━━━━━ Information supplied ━━━━━
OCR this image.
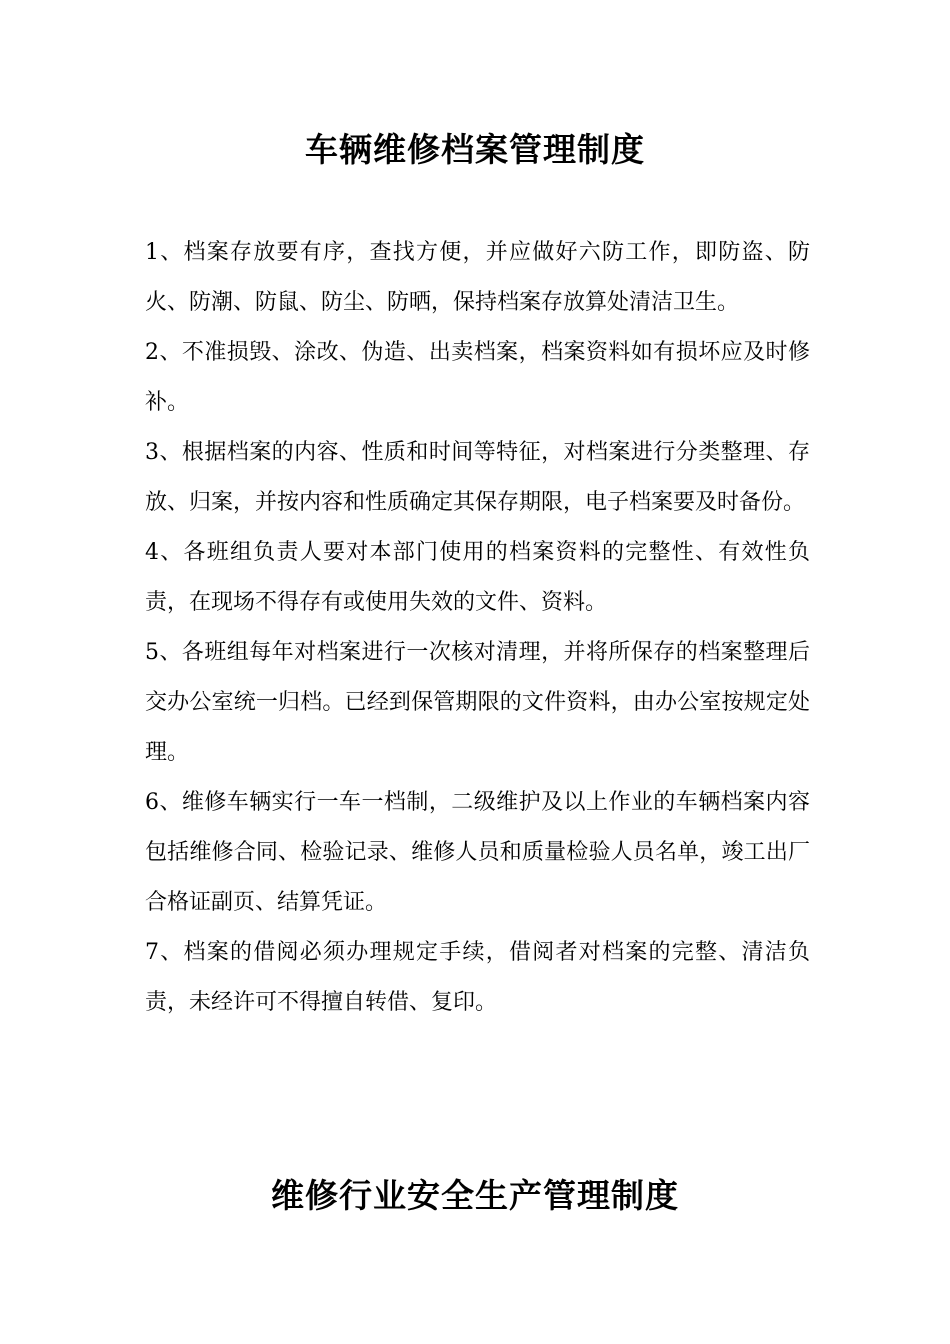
车辆维修档案管理制度

1、档案存放要有序，查找方便，并应做好六防工作，即防盗、防火、防潮、防鼠、防尘、防晒，保持档案存放算处清洁卫生。

2、不准损毁、涂改、伪造、出卖档案，档案资料如有损坏应及时修补。

3、根据档案的内容、性质和时间等特征，对档案进行分类整理、存放、归案，并按内容和性质确定其保存期限，电子档案要及时备份。

4、各班组负责人要对本部门使用的档案资料的完整性、有效性负责，在现场不得存有或使用失效的文件、资料。

5、各班组每年对档案进行一次核对清理，并将所保存的档案整理后交办公室统一归档。已经到保管期限的文件资料，由办公室按规定处理。

6、维修车辆实行一车一档制，二级维护及以上作业的车辆档案内容包括维修合同、检验记录、维修人员和质量检验人员名单，竣工出厂合格证副页、结算凭证。

7、档案的借阅必须办理规定手续，借阅者对档案的完整、清洁负责，未经许可不得擅自转借、复印。

维修行业安全生产管理制度
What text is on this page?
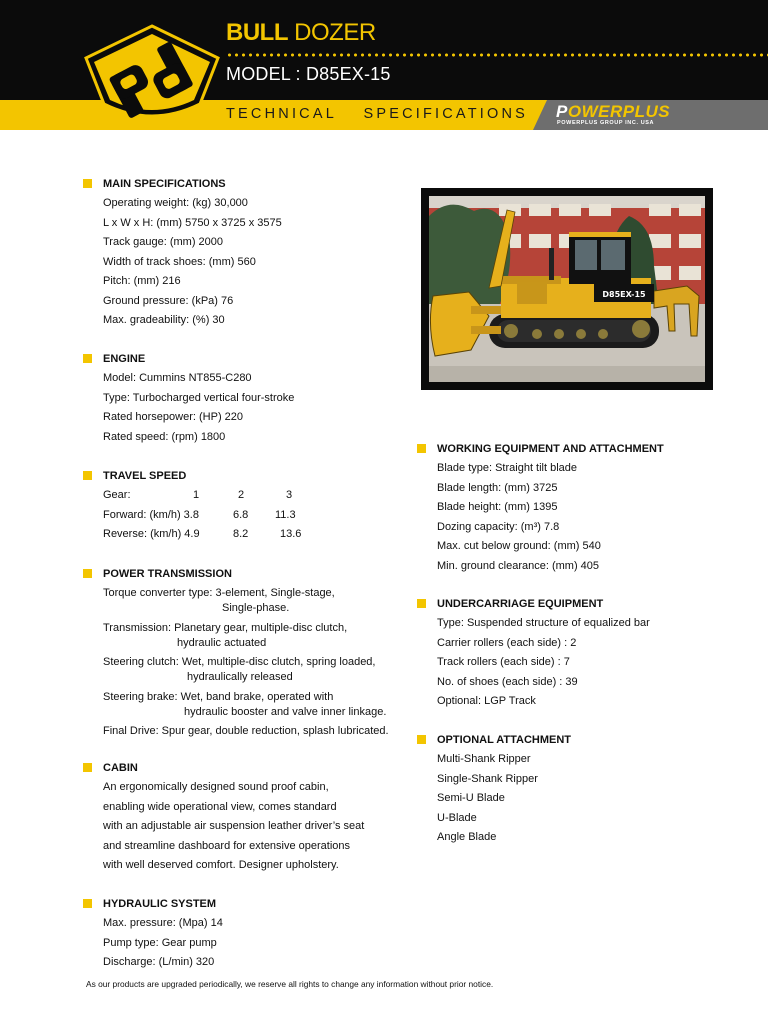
BULL DOZER
MODEL : D85EX-15
TECHNICAL SPECIFICATIONS POWERPLUS
POWERPLUS GROUP INC. USA
MAIN SPECIFICATIONS
Operating weight: (kg) 30,000
L x W x H: (mm) 5750 x 3725 x 3575
Track gauge: (mm) 2000
Width of track shoes: (mm) 560
Pitch: (mm) 216
Ground pressure: (kPa) 76
Max. gradeability: (%) 30
ENGINE
Model: Cummins NT855-C280
Type: Turbocharged vertical four-stroke
Rated horsepower: (HP) 220
Rated speed: (rpm) 1800
TRAVEL SPEED
Gear:	1	2	3
Forward: (km/h) 3.8	6.8 11.3
Reverse: (km/h) 4.9	8.2	13.6
POWER TRANSMISSION
Torque converter type: 3-element, Single-stage,
Single-phase.
Transmission: Planetary gear, multiple-disc clutch,
hydraulic actuated
Steering clutch: Wet, multiple-disc clutch, spring loaded,
hydraulically released
Steering brake: Wet, band brake, operated with
hydraulic booster and valve inner linkage.
Final Drive: Spur gear, double reduction, splash lubricated.
CABIN
An ergonomically designed sound proof cabin,
enabling wide operational view, comes standard
with an adjustable air suspension leather driver’s seat
and streamline dashboard for extensive operations
with well deserved comfort. Designer upholstery.
HYDRAULIC SYSTEM
Max. pressure: (Mpa) 14
Pump type: Gear pump
Discharge: (L/min) 320
D85EX-15
WORKING EQUIPMENT AND ATTACHMENT
Blade type: Straight tilt blade
Blade length: (mm) 3725
Blade height: (mm) 1395
Dozing capacity: (m³) 7.8
Max. cut below ground: (mm) 540
Min. ground clearance: (mm) 405
UNDERCARRIAGE EQUIPMENT
Type: Suspended structure of equalized bar
Carrier rollers (each side) : 2
Track rollers (each side) : 7
No. of shoes (each side) : 39
Optional: LGP Track
OPTIONAL ATTACHMENT
Multi-Shank Ripper
Single-Shank Ripper
Semi-U Blade
U-Blade
Angle Blade
As our products are upgraded periodically, we reserve all rights to change any information without prior notice.
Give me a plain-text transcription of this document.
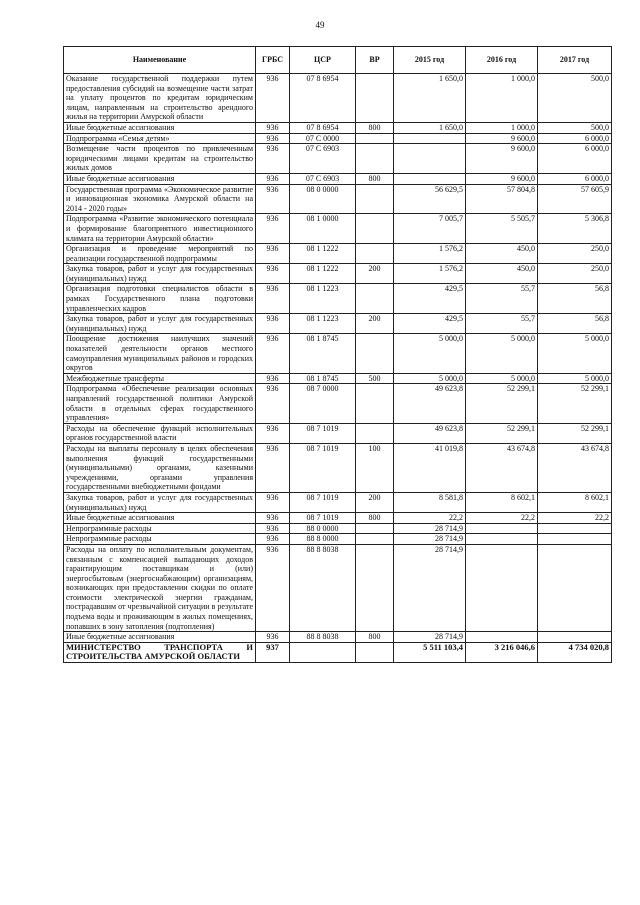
49
Наименование	ГРБС	ЦСР	ВР	2015 год	2016 год	2017 год
Оказание государственной поддержки путем предоставления субсидий на возмещение части затрат на уплату процентов по кредитам юридическим лицам, направленным на строительство арендного жилья на территории Амурской области	936	07 8 6954		1 650,0	1 000,0	500,0
Иные бюджетные ассигнования	936	07 8 6954	800	1 650,0	1 000,0	500,0
Подпрограмма «Семья детям»	936	07 С 0000			9 600,0	6 000,0
Возмещение части процентов по привлеченным юридическими лицами кредитам на строительство жилых домов	936	07 С 6903			9 600,0	6 000,0
Иные бюджетные ассигнования	936	07 С 6903	800		9 600,0	6 000,0
Государственная программа «Экономическое развитие и инновационная экономика Амурской области на 2014 - 2020 годы»	936	08 0 0000		56 629,5	57 804,8	57 605,9
Подпрограмма «Развитие экономического потенциала и формирование благоприятного инвестиционного климата на территории Амурской области»	936	08 1 0000		7 005,7	5 505,7	5 306,8
Организация и проведение мероприятий по реализации государственной подпрограммы	936	08 1 1222		1 576,2	450,0	250,0
Закупка товаров, работ и услуг для государственных (муниципальных) нужд	936	08 1 1222	200	1 576,2	450,0	250,0
Организация подготовки специалистов области в рамках Государственного плана подготовки управленческих кадров	936	08 1 1223		429,5	55,7	56,8
Закупка товаров, работ и услуг для государственных (муниципальных) нужд	936	08 1 1223	200	429,5	55,7	56,8
Поощрение достижения наилучших значений показателей деятельности органов местного самоуправления муниципальных районов и городских округов	936	08 1 8745		5 000,0	5 000,0	5 000,0
Межбюджетные трансферты	936	08 1 8745	500	5 000,0	5 000,0	5 000,0
Подпрограмма «Обеспечение реализации основных направлений государственной политики Амурской области в отдельных сферах государственного управления»	936	08 7 0000		49 623,8	52 299,1	52 299,1
Расходы на обеспечение функций исполнительных органов государственной власти	936	08 7 1019		49 623,8	52 299,1	52 299,1
Расходы на выплаты персоналу в целях обеспечения выполнения функций государственными (муниципальными) органами, казенными учреждениями, органами управления государственными внебюджетными фондами	936	08 7 1019	100	41 019,8	43 674,8	43 674,8
Закупка товаров, работ и услуг для государственных (муниципальных) нужд	936	08 7 1019	200	8 581,8	8 602,1	8 602,1
Иные бюджетные ассигнования	936	08 7 1019	800	22,2	22,2	22,2
Непрограммные расходы	936	88 0 0000		28 714,9		
Непрограммные расходы	936	88 8 0000		28 714,9		
Расходы на оплату по исполнительным документам, связанным с компенсацией выпадающих доходов гарантирующим поставщикам и (или) энергосбытовым (энергоснабжающим) организациям, возникающих при предоставлении скидки по оплате стоимости электрической энергии гражданам, пострадавшим от чрезвычайной ситуации в результате подъема воды и проживающим в жилых помещениях, попавших в зону затопления (подтопления)	936	88 8 8038		28 714,9		
Иные бюджетные ассигнования	936	88 8 8038	800	28 714,9		
МИНИСТЕРСТВО ТРАНСПОРТА И СТРОИТЕЛЬСТВА АМУРСКОЙ ОБЛАСТИ	937			5 511 103,4	3 216 046,6	4 734 020,8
━━━━━
Problem to work on: Quote the records in full and exactly; skip any image.

Exercise output:
OCR this image.
车辆维修档案管理制度

1、档案存放要有序，查找方便，并应做好六防工作，即防盗、防火、防潮、防鼠、防尘、防晒，保持档案存放算处清洁卫生。

2、不准损毁、涂改、伪造、出卖档案，档案资料如有损坏应及时修补。

3、根据档案的内容、性质和时间等特征，对档案进行分类整理、存放、归案，并按内容和性质确定其保存期限，电子档案要及时备份。

4、各班组负责人要对本部门使用的档案资料的完整性、有效性负责，在现场不得存有或使用失效的文件、资料。

5、各班组每年对档案进行一次核对清理，并将所保存的档案整理后交办公室统一归档。已经到保管期限的文件资料，由办公室按规定处理。

6、维修车辆实行一车一档制，二级维护及以上作业的车辆档案内容包括维修合同、检验记录、维修人员和质量检验人员名单，竣工出厂合格证副页、结算凭证。

7、档案的借阅必须办理规定手续，借阅者对档案的完整、清洁负责，未经许可不得擅自转借、复印。

维修行业安全生产管理制度
What text is on this page?
BULL DOZER
MODEL : D85EX-15
TECHNICAL SPECIFICATIONS POWERPLUS
POWERPLUS GROUP INC. USA
MAIN SPECIFICATIONS
Operating weight: (kg) 30,000
L x W x H: (mm) 5750 x 3725 x 3575
Track gauge: (mm) 2000
Width of track shoes: (mm) 560
Pitch: (mm) 216
Ground pressure: (kPa) 76
Max. gradeability: (%) 30
ENGINE
Model: Cummins NT855-C280
Type: Turbocharged vertical four-stroke
Rated horsepower: (HP) 220
Rated speed: (rpm) 1800
TRAVEL SPEED
Gear:	1	2	3
Forward: (km/h) 3.8	6.8 11.3
Reverse: (km/h) 4.9	8.2	13.6
POWER TRANSMISSION
Torque converter type: 3-element, Single-stage,
Single-phase.
Transmission: Planetary gear, multiple-disc clutch,
hydraulic actuated
Steering clutch: Wet, multiple-disc clutch, spring loaded,
hydraulically released
Steering brake: Wet, band brake, operated with
hydraulic booster and valve inner linkage.
Final Drive: Spur gear, double reduction, splash lubricated.
CABIN
An ergonomically designed sound proof cabin,
enabling wide operational view, comes standard
with an adjustable air suspension leather driver’s seat
and streamline dashboard for extensive operations
with well deserved comfort. Designer upholstery.
HYDRAULIC SYSTEM
Max. pressure: (Mpa) 14
Pump type: Gear pump
Discharge: (L/min) 320
D85EX-15
WORKING EQUIPMENT AND ATTACHMENT
Blade type: Straight tilt blade
Blade length: (mm) 3725
Blade height: (mm) 1395
Dozing capacity: (m³) 7.8
Max. cut below ground: (mm) 540
Min. ground clearance: (mm) 405
UNDERCARRIAGE EQUIPMENT
Type: Suspended structure of equalized bar
Carrier rollers (each side) : 2
Track rollers (each side) : 7
No. of shoes (each side) : 39
Optional: LGP Track
OPTIONAL ATTACHMENT
Multi-Shank Ripper
Single-Shank Ripper
Semi-U Blade
U-Blade
Angle Blade
As our products are upgraded periodically, we reserve all rights to change any information without prior notice.
Give me a plain-text transcription of this document.
49
Наименование	ГРБС	ЦСР	ВР	2015 год	2016 год	2017 год
Оказание государственной поддержки путем предоставления субсидий на возмещение части затрат на уплату процентов по кредитам юридическим лицам, направленным на строительство арендного жилья на территории Амурской области	936	07 8 6954		1 650,0	1 000,0	500,0
Иные бюджетные ассигнования	936	07 8 6954	800	1 650,0	1 000,0	500,0
Подпрограмма «Семья детям»	936	07 С 0000			9 600,0	6 000,0
Возмещение части процентов по привлеченным юридическими лицами кредитам на строительство жилых домов	936	07 С 6903			9 600,0	6 000,0
Иные бюджетные ассигнования	936	07 С 6903	800		9 600,0	6 000,0
Государственная программа «Экономическое развитие и инновационная экономика Амурской области на 2014 - 2020 годы»	936	08 0 0000		56 629,5	57 804,8	57 605,9
Подпрограмма «Развитие экономического потенциала и формирование благоприятного инвестиционного климата на территории Амурской области»	936	08 1 0000		7 005,7	5 505,7	5 306,8
Организация и проведение мероприятий по реализации государственной подпрограммы	936	08 1 1222		1 576,2	450,0	250,0
Закупка товаров, работ и услуг для государственных (муниципальных) нужд	936	08 1 1222	200	1 576,2	450,0	250,0
Организация подготовки специалистов области в рамках Государственного плана подготовки управленческих кадров	936	08 1 1223		429,5	55,7	56,8
Закупка товаров, работ и услуг для государственных (муниципальных) нужд	936	08 1 1223	200	429,5	55,7	56,8
Поощрение достижения наилучших значений показателей деятельности органов местного самоуправления муниципальных районов и городских округов	936	08 1 8745		5 000,0	5 000,0	5 000,0
Межбюджетные трансферты	936	08 1 8745	500	5 000,0	5 000,0	5 000,0
Подпрограмма «Обеспечение реализации основных направлений государственной политики Амурской области в отдельных сферах государственного управления»	936	08 7 0000		49 623,8	52 299,1	52 299,1
Расходы на обеспечение функций исполнительных органов государственной власти	936	08 7 1019		49 623,8	52 299,1	52 299,1
Расходы на выплаты персоналу в целях обеспечения выполнения функций государственными (муниципальными) органами, казенными учреждениями, органами управления государственными внебюджетными фондами	936	08 7 1019	100	41 019,8	43 674,8	43 674,8
Закупка товаров, работ и услуг для государственных (муниципальных) нужд	936	08 7 1019	200	8 581,8	8 602,1	8 602,1
Иные бюджетные ассигнования	936	08 7 1019	800	22,2	22,2	22,2
Непрограммные расходы	936	88 0 0000		28 714,9		
Непрограммные расходы	936	88 8 0000		28 714,9		
Расходы на оплату по исполнительным документам, связанным с компенсацией выпадающих доходов гарантирующим поставщикам и (или) энергосбытовым (энергоснабжающим) организациям, возникающих при предоставлении скидки по оплате стоимости электрической энергии гражданам, пострадавшим от чрезвычайной ситуации в результате подъема воды и проживающим в жилых помещениях, попавших в зону затопления (подтопления)	936	88 8 8038		28 714,9		
Иные бюджетные ассигнования	936	88 8 8038	800	28 714,9		
МИНИСТЕРСТВО ТРАНСПОРТА И СТРОИТЕЛЬСТВА АМУРСКОЙ ОБЛАСТИ	937			5 511 103,4	3 216 046,6	4 734 020,8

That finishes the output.